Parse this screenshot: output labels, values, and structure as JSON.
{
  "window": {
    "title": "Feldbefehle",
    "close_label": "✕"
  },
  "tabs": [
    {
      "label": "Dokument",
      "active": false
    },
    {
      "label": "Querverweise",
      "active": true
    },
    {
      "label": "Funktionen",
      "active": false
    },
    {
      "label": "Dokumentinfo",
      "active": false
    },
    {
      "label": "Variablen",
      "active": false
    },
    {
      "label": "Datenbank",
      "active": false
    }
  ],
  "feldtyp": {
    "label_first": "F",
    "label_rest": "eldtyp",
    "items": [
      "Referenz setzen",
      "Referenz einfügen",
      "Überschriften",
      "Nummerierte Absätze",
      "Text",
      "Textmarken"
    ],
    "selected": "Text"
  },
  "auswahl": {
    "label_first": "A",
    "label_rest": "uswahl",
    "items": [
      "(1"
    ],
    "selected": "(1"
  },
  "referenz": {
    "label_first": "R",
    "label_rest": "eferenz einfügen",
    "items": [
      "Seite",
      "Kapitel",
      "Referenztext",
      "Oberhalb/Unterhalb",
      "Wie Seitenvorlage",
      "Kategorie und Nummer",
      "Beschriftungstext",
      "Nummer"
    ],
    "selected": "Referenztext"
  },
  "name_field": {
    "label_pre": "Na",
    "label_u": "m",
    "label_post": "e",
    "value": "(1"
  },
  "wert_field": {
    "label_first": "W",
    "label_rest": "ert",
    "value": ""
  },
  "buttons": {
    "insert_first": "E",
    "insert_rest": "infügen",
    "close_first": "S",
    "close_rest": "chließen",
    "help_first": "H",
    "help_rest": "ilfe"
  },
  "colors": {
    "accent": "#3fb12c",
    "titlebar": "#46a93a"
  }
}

* * *

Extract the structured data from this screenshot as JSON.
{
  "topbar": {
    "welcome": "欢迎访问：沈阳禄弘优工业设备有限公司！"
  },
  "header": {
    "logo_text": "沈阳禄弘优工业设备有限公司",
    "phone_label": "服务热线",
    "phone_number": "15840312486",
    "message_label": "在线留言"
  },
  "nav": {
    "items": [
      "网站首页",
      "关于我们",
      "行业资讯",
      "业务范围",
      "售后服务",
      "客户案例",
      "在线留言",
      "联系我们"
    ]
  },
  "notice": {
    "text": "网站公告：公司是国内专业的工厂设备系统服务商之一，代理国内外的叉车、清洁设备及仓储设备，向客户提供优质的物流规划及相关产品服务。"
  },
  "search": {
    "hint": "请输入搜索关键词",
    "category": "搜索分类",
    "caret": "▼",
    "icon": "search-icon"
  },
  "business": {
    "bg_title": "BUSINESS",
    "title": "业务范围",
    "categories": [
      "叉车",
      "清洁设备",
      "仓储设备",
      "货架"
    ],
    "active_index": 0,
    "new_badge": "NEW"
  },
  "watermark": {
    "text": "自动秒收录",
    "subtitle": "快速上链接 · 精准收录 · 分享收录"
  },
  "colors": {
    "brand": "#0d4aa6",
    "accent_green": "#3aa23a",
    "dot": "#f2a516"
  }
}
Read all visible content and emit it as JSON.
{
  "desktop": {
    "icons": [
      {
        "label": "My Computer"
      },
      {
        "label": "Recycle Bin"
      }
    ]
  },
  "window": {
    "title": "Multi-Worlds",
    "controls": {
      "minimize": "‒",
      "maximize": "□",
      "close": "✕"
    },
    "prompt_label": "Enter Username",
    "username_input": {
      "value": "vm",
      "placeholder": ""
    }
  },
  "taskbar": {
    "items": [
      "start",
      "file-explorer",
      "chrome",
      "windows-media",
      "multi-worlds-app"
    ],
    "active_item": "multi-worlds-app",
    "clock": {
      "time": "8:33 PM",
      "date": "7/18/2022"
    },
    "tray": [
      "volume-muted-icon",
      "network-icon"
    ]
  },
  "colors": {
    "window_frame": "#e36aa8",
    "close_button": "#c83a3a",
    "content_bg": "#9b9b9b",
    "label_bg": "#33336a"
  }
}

● Work instructions:
The string "沈阳禄弘优工业设备有限公司" may appear in lines of the listing above; tally those lines and give the number only.

● Solution below:
2